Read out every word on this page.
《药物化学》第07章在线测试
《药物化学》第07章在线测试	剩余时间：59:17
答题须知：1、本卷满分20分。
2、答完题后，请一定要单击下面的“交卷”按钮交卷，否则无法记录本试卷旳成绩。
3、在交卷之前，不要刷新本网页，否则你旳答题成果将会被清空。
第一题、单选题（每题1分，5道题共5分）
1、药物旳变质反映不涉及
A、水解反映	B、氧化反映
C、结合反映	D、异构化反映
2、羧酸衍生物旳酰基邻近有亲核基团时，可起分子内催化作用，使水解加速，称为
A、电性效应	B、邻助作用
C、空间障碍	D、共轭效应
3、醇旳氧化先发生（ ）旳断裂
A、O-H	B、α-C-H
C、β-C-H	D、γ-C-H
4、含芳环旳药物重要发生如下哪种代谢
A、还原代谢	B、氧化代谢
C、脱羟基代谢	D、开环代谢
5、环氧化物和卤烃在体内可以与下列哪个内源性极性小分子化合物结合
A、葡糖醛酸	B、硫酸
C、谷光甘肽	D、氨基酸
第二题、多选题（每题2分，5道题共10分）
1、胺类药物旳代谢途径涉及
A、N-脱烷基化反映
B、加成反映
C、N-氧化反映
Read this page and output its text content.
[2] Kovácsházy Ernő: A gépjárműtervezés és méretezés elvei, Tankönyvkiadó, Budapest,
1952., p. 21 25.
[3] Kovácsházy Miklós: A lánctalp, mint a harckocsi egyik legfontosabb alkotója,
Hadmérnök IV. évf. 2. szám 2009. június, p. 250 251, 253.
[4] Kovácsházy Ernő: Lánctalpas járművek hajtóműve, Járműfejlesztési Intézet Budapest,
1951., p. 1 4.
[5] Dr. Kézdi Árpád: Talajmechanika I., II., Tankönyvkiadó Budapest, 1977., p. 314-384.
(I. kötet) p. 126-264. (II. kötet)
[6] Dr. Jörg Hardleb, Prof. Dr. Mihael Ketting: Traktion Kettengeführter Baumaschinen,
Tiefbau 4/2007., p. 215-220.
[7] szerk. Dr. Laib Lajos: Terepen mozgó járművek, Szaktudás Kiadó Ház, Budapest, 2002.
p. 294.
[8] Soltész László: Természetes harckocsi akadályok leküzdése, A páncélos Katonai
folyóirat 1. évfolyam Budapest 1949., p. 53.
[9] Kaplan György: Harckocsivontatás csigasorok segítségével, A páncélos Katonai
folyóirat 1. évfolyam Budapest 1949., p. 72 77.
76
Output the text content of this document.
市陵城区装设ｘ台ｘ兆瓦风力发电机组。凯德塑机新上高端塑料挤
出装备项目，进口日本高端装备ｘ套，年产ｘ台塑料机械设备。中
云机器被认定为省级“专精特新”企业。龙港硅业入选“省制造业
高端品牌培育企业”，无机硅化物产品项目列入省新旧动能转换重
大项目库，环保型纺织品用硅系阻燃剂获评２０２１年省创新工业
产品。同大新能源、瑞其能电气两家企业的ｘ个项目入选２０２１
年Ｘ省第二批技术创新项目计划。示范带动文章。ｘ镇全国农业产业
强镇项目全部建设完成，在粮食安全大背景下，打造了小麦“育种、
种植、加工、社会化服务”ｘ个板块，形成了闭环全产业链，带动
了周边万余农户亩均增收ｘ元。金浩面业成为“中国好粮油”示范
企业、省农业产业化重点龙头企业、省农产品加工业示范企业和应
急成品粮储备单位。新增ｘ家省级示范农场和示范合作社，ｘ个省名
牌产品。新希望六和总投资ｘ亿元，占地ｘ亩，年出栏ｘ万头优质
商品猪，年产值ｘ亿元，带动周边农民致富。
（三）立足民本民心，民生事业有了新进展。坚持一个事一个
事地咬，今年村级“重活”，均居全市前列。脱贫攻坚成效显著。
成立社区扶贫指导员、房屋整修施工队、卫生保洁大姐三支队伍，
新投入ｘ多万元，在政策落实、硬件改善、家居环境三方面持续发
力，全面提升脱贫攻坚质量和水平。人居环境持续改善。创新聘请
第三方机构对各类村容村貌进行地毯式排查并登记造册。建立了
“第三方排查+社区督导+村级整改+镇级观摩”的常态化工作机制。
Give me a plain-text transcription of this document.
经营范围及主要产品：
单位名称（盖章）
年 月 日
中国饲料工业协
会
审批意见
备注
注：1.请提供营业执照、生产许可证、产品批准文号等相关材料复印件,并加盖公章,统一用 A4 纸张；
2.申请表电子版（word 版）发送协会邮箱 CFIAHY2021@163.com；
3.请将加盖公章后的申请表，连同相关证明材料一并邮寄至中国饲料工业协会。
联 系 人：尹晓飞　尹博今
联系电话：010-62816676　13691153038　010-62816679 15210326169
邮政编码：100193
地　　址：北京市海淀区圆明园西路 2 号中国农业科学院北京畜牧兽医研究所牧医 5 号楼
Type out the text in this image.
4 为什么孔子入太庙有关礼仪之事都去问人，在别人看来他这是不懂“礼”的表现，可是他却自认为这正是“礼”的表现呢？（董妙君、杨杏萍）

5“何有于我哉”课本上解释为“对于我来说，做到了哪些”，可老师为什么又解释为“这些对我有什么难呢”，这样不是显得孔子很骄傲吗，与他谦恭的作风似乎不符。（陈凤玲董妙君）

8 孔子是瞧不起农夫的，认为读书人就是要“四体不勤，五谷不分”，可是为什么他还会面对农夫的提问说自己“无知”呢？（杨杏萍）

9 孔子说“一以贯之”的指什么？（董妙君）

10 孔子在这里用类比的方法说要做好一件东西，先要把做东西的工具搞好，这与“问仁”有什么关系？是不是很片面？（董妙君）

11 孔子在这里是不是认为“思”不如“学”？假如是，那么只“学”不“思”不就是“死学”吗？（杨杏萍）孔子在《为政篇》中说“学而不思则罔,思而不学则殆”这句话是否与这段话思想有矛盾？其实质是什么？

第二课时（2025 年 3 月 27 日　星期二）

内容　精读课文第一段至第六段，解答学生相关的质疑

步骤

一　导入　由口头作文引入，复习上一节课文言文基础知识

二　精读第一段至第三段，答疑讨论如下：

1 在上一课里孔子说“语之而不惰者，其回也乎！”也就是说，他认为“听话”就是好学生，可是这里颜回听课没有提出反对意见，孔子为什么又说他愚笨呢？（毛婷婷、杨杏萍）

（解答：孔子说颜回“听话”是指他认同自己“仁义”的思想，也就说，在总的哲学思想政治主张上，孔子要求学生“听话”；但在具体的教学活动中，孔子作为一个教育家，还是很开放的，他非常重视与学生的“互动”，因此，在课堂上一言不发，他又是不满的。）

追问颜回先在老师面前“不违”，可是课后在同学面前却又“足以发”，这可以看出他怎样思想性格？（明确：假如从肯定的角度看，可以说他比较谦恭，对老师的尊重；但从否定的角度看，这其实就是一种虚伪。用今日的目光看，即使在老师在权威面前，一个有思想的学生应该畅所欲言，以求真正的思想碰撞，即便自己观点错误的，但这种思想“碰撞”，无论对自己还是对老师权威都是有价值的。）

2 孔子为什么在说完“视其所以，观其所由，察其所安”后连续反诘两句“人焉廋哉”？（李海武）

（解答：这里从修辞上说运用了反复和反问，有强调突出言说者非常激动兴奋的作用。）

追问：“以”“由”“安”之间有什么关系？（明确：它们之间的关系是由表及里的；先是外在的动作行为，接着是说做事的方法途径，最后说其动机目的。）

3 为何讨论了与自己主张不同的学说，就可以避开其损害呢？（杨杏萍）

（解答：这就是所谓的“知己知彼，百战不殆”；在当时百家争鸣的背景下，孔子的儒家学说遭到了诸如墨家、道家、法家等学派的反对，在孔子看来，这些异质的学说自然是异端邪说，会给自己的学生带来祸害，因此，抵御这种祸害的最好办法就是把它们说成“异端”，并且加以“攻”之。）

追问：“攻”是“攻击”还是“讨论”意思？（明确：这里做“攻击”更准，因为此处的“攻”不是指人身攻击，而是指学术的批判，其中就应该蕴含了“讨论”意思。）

☆ ☆ ☆ ☆ ☆ ☆ ☆

### REQUIREMENT:
Copy each line of the records containing the string "járművek".

### ANSWER TO THE TASK:
[4] Kovácsházy Ernő: Lánctalpas járművek hajtóműve, Járműfejlesztési Intézet Budapest,
[7] szerk. Dr. Laib Lajos: Terepen mozgó járművek, Szaktudás Kiadó Ház, Budapest, 2002.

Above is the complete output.